Dalam teks tentang psikologi agama, apa arti kata Al-Din menurut Harun Nasution?

**TEKS DOKUMEN:**
· · · · ·
Kemudian pengertian agama, Jung berpendapat bahwa agama adalah kondisi mental khusus yang bias dikondisikan. Pandangan Jung ini berdasarkan kepada penggunaan kata asli agama atau religion yang biasa dipakai untuk menunjukkan makna pandangan baru atau titik persepsi, yang terbentuk karena berbagai factor. Artinya, agama adalah suatu istilah yang mungkin sekali terbentuk dalam diri manusia karena beberapa factor. Hal ini terjadi karena manusia menemukan keadaan mental tersebut bersifat kuat dan kukuh, sehingga mencapai suatu derajad kemungkinan besar menjadi fokus perhatiaannya.
Jadi, Psikologi agama terdiri dari dua paduan kata, yakni psikologi dan agama. Kedua kata ini mempunyai makna yang berbeda. Psikologi diartikan sebagai ilmu yang mempelajari gejala jiwa manusia yang normal, dewasa dan beradab. Sedangkan agama memiliki sangkut paut dengan kehidupan batin manusia. Menurut Harun Nasution, agama berasal dari kata Al-Din yang berarti undang-undang atau hukum, religi (latin) atau relegere berarti mengumpulkan dan membaca. Kemudian religare berarti mengikat.
Dari definisi tersebut, psikologi agama meneliti dan menelaah kehidupan beragama pada seseorang dan mempelajari berapa besar pengaruh keyakinan agama itu dalam sikap dan tingkah laku, serta keadaaan hidup pada umumnya, selain itu juga mempelajari pertumbuhan dan perkembangan jiwa agama pada seseorang, serta faktor-faktor yang mempengaruhi keyakinan tersebut (Zakiyah darajat dikutip oleh Jalaluddin, 2004: 15).
Dari ketiga rumusan pengertian psikologi agama tersebut ditemukan beberapa catatan penting, yang selanjutnya dapat digunakan untuk melacak bagaimana hakekat ilmu ini?.
Pertama, psikologi agama menitik beratkan pada aspek pengaruh, karenanya ada yang menyebut psikologi agama sebagai ilmu pengaruh, yakni ilmu yang mempelajari sikap dan perilaku seseorang sebagai hasil pengaruh keyakinan atau kepercayaan agama yang dianutnya.
Kedua, psikologi agama mengkaji proses terjadinya pengaruh tersebut. Psikologi agama mengkaji bagaimana proses terjadinya pengaruh suatu kepercayaan atau keyakinan dalam menumbuhkembangkan jiwa keagamaan seseorang.
Ketiga, psikologi agama mengkaji kondisi keagamaan seseorang. Bagaimana terjadinya kemantapan dan kegoncangan jiwa dalam keberagamaannya juga menjadi obyek kajian penting psikologi agama. Tiga ranah itu yang menjadi kajian pokok psikologi agama.
· · · · ·
[Data anotasi tata letak visual]
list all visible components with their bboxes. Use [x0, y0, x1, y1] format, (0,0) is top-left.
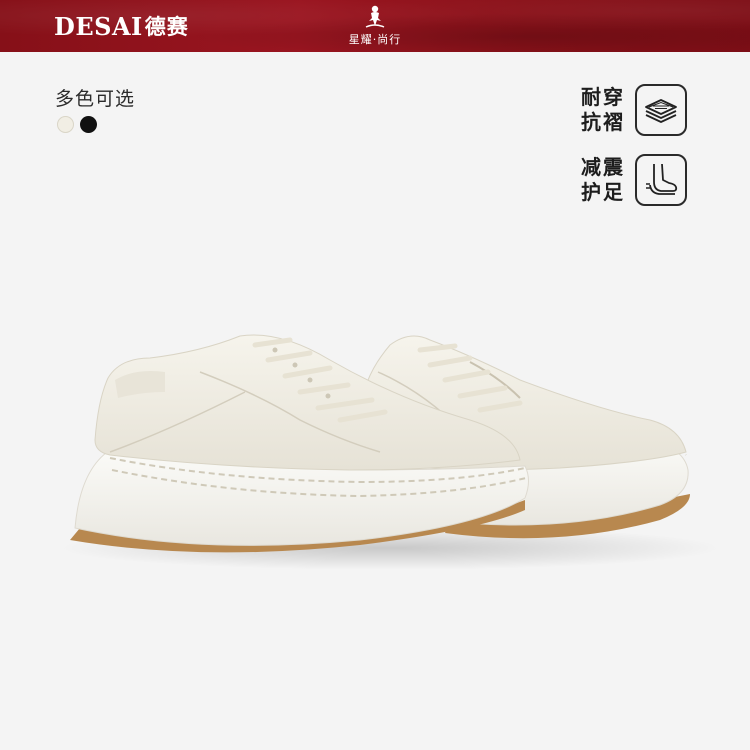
feature-cushioning-line1: 减震: [581, 155, 625, 179]
brand-banner: DESAI 德赛 星耀·尚行: [0, 0, 750, 52]
sneaker-pair-illustration: [60, 334, 720, 570]
feature-cushioning: 减震 护足: [581, 154, 687, 206]
brand-name-latin: DESAI: [54, 11, 143, 41]
feature-durability-line1: 耐穿: [581, 85, 625, 109]
product-image-sneakers: [0, 300, 750, 580]
feature-cushioning-text: 减震 护足: [581, 155, 625, 205]
layered-sole-icon: [635, 84, 687, 136]
brand-emblem: 星耀·尚行: [340, 4, 410, 50]
foot-cushion-icon: [635, 154, 687, 206]
feature-durability-line2: 抗褶: [581, 110, 625, 134]
feature-durability-text: 耐穿 抗褶: [581, 85, 625, 135]
brand-name-chinese: 德赛: [144, 15, 189, 39]
feature-durability: 耐穿 抗褶: [581, 84, 687, 136]
figure-emblem-icon: [365, 5, 385, 28]
feature-cushioning-line2: 护足: [581, 180, 625, 204]
brand-slogan: 星耀·尚行: [348, 33, 402, 46]
color-swatch-black[interactable]: [80, 116, 97, 133]
color-swatch-white[interactable]: [57, 116, 74, 133]
color-options-label: 多色可选: [55, 88, 136, 110]
brand-logo[interactable]: DESAI 德赛: [54, 11, 189, 41]
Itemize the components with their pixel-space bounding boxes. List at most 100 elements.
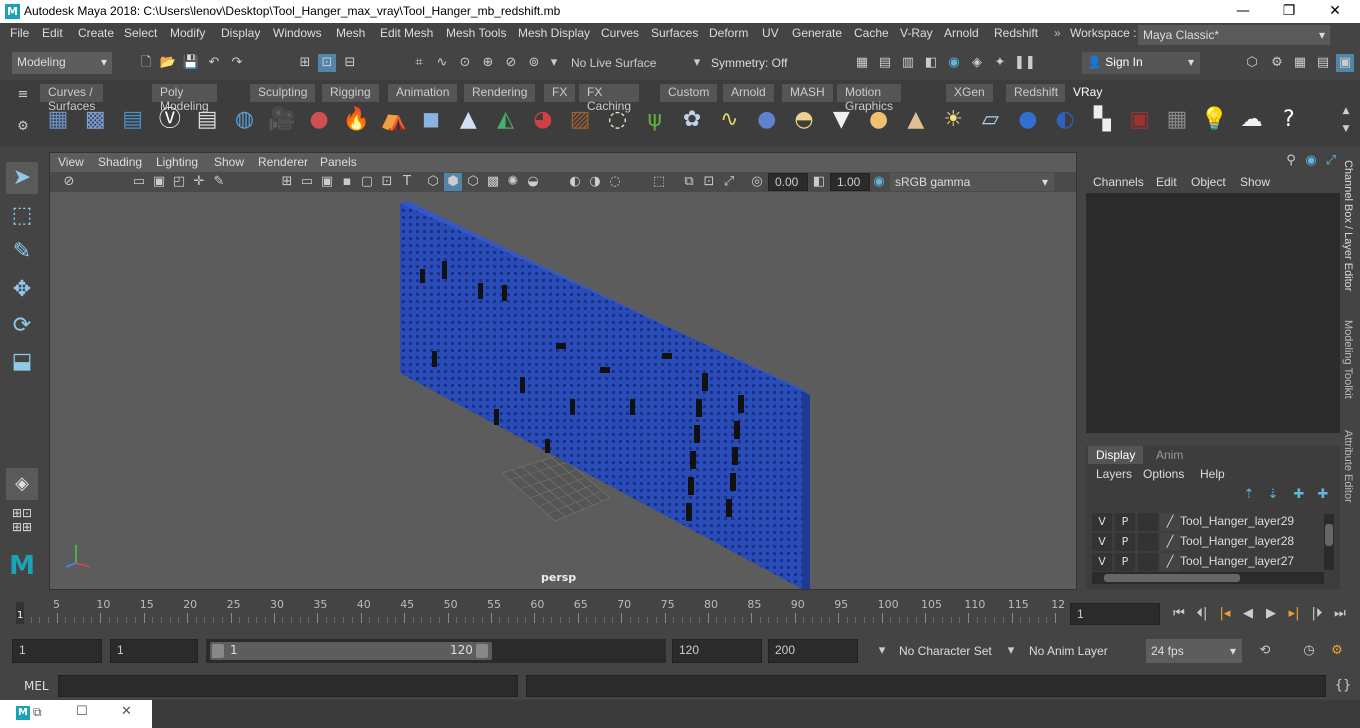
film-gate-icon[interactable]: ▭ xyxy=(298,173,316,191)
layer-color-icon[interactable]: ╱ xyxy=(1160,553,1180,571)
channel-toolbar-icon[interactable]: ⚲ xyxy=(1282,152,1300,170)
wireframe-on-shaded-icon[interactable]: ⬡ xyxy=(464,173,482,191)
vray-ipr-icon[interactable]: ✦ xyxy=(991,54,1009,72)
menu-select[interactable]: Select xyxy=(124,26,157,40)
isolate-select-icon[interactable]: ⬚ xyxy=(650,173,668,191)
close-icon[interactable]: ✕ xyxy=(1312,0,1358,23)
lasso-tool-icon[interactable]: ⬚ xyxy=(6,200,38,232)
range-slider[interactable]: 1 120 xyxy=(206,639,666,663)
snap-live-icon[interactable]: ⊚ xyxy=(525,54,543,72)
current-frame-field[interactable]: 1 xyxy=(1070,603,1160,625)
camera-select-icon[interactable]: ⊘ xyxy=(60,173,78,191)
layer-menu-help[interactable]: Help xyxy=(1200,467,1225,481)
maximize-icon[interactable]: ☐ xyxy=(76,704,88,719)
layer-visibility-toggle[interactable]: V xyxy=(1092,553,1112,571)
vp-menu-renderer[interactable]: Renderer xyxy=(258,155,308,169)
camera-attr-icon[interactable]: ▭ xyxy=(130,173,148,191)
layer-color-icon[interactable]: ╱ xyxy=(1160,513,1180,531)
snap-point-icon[interactable]: ⊙ xyxy=(456,54,474,72)
snap-curve-icon[interactable]: ∿ xyxy=(433,54,451,72)
lights-icon[interactable]: ✺ xyxy=(504,173,522,191)
shelf-scroll-icon[interactable]: ▲ ▼ xyxy=(1337,102,1355,134)
render-sphere-icon[interactable]: ◉ xyxy=(945,54,963,72)
frame-selected-icon[interactable]: ⤢ xyxy=(720,173,738,191)
plane-icon[interactable]: ▱ xyxy=(975,104,1007,136)
go-to-end-icon[interactable]: ⏭ xyxy=(1331,605,1349,623)
quilt-icon[interactable]: ▩ xyxy=(79,104,111,136)
open-scene-icon[interactable]: 📂 xyxy=(159,54,177,72)
tab-rendering[interactable]: Rendering xyxy=(464,84,536,102)
bookmark-icon[interactable]: ▣ xyxy=(150,173,168,191)
tab-fx-caching[interactable]: FX Caching xyxy=(579,84,640,113)
smooth-shade-icon[interactable]: ⬢ xyxy=(444,173,462,191)
layer-color-icon[interactable]: ╱ xyxy=(1160,533,1180,551)
xray-icon[interactable]: ◐ xyxy=(566,173,584,191)
layer-visibility-toggle[interactable]: V xyxy=(1092,513,1112,531)
image-plane-icon[interactable]: ◰ xyxy=(170,173,188,191)
vp-menu-view[interactable]: View xyxy=(58,155,84,169)
side-tab-modeling-toolkit[interactable]: Modeling Toolkit xyxy=(1342,320,1354,399)
2d-pan-icon[interactable]: ✛ xyxy=(190,173,208,191)
chevron-down-icon[interactable]: ▾ xyxy=(545,54,563,72)
menu-deform[interactable]: Deform xyxy=(709,26,748,40)
cmd-language-label[interactable]: MEL xyxy=(24,679,49,693)
tab-arnold[interactable]: Arnold xyxy=(723,84,774,102)
layer-playback-toggle[interactable]: P xyxy=(1115,513,1135,531)
menu-redshift[interactable]: Redshift xyxy=(994,26,1038,40)
menu-cache[interactable]: Cache xyxy=(854,26,889,40)
layer-display-type[interactable] xyxy=(1138,533,1158,551)
grid-icon[interactable]: ▦ xyxy=(42,104,74,136)
snap-surface-icon[interactable]: ⊘ xyxy=(502,54,520,72)
document-icon[interactable]: ▤ xyxy=(191,104,223,136)
vray-logo-icon[interactable]: Ⓥ xyxy=(154,104,186,136)
menu-vray[interactable]: V-Ray xyxy=(900,26,933,40)
layout-icon[interactable]: ⊞⊡ ⊞⊞ xyxy=(6,506,38,538)
animation-end-field[interactable]: 200 xyxy=(768,639,858,663)
chevron-down-icon[interactable]: ▾ xyxy=(873,642,891,660)
cone-icon[interactable]: ▲ xyxy=(452,104,484,136)
sphere-blue-icon[interactable]: ● xyxy=(751,104,783,136)
fur-ball-icon[interactable]: ✿ xyxy=(676,104,708,136)
menu-mesh[interactable]: Mesh xyxy=(336,26,365,40)
new-scene-icon[interactable]: 🗋 xyxy=(137,54,155,72)
tab-curves-surfaces[interactable]: Curves / Surfaces xyxy=(40,84,104,113)
tool-settings-icon[interactable]: ▦ xyxy=(1291,54,1309,72)
camera-icon[interactable]: 🎥 xyxy=(266,104,298,136)
menu-edit[interactable]: Edit xyxy=(42,26,63,40)
resolution-gate-icon[interactable]: ▣ xyxy=(318,173,336,191)
render-frame-icon[interactable]: ▦ xyxy=(853,54,871,72)
scale-tool-icon[interactable]: ⬓ xyxy=(6,346,38,378)
sign-in-button[interactable]: 👤 Sign In ▾ xyxy=(1082,52,1200,74)
layer-menu-options[interactable]: Options xyxy=(1143,467,1184,481)
hypershade-icon[interactable]: ◧ xyxy=(922,54,940,72)
undo-icon[interactable]: ↶ xyxy=(205,54,223,72)
range-start-grip[interactable] xyxy=(212,644,224,658)
layer-row[interactable]: V P ╱ Tool_Hanger_layer28 xyxy=(1092,532,1324,552)
menu-uv[interactable]: UV xyxy=(762,26,779,40)
tab-vray[interactable]: VRay xyxy=(1065,84,1111,102)
save-scene-icon[interactable]: 💾 xyxy=(182,54,200,72)
restore-icon[interactable]: ⧉ xyxy=(33,705,42,720)
play-forwards-icon[interactable]: ▶ xyxy=(1262,605,1280,623)
menu-modify[interactable]: Modify xyxy=(170,26,205,40)
layer-display-type[interactable] xyxy=(1138,513,1158,531)
side-tab-channel-box[interactable]: Channel Box / Layer Editor xyxy=(1342,160,1354,291)
minimize-icon[interactable]: — xyxy=(1220,0,1266,23)
gamma-field[interactable]: 1.00 xyxy=(830,173,870,191)
tab-rigging[interactable]: Rigging xyxy=(322,84,379,102)
spheres-icon[interactable]: ● xyxy=(303,104,335,136)
cloud-icon[interactable]: ☁ xyxy=(1236,104,1268,136)
vp-menu-shading[interactable]: Shading xyxy=(98,155,142,169)
select-object-icon[interactable]: ⊡ xyxy=(318,54,336,72)
lathe-icon[interactable]: ◕ xyxy=(527,104,559,136)
menu-file[interactable]: File xyxy=(10,26,29,40)
snap-grid-icon[interactable]: ⌗ xyxy=(410,54,428,72)
menu-edit-mesh[interactable]: Edit Mesh xyxy=(380,26,433,40)
stack-icon[interactable]: ▤ xyxy=(117,104,149,136)
sun-glow-icon[interactable]: ● xyxy=(863,104,895,136)
move-tool-icon[interactable]: ✥ xyxy=(6,274,38,306)
checker-icon[interactable]: ▚ xyxy=(1086,104,1118,136)
cb-menu-show[interactable]: Show xyxy=(1240,175,1270,189)
menu-mesh-display[interactable]: Mesh Display xyxy=(518,26,590,40)
chevron-down-icon[interactable]: ▾ xyxy=(1002,642,1020,660)
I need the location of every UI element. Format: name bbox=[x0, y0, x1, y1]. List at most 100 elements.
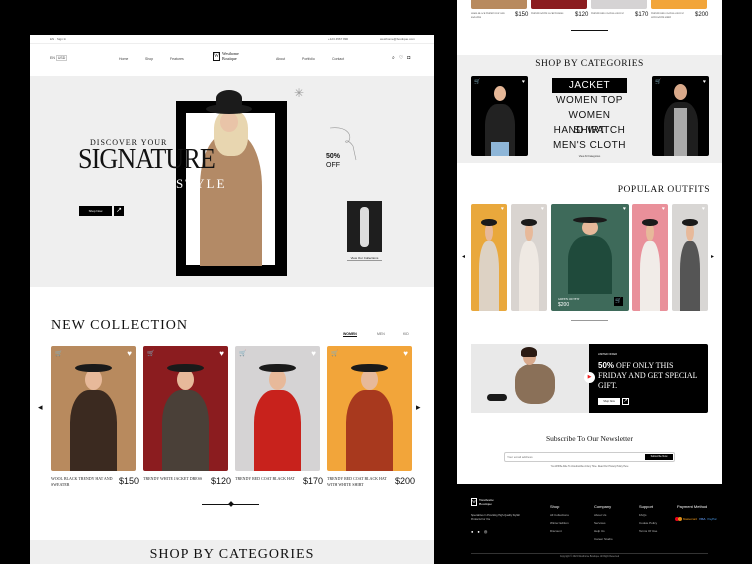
· · · · ·
**JAWABAN TUGAS:** Undang-undang atau hukum.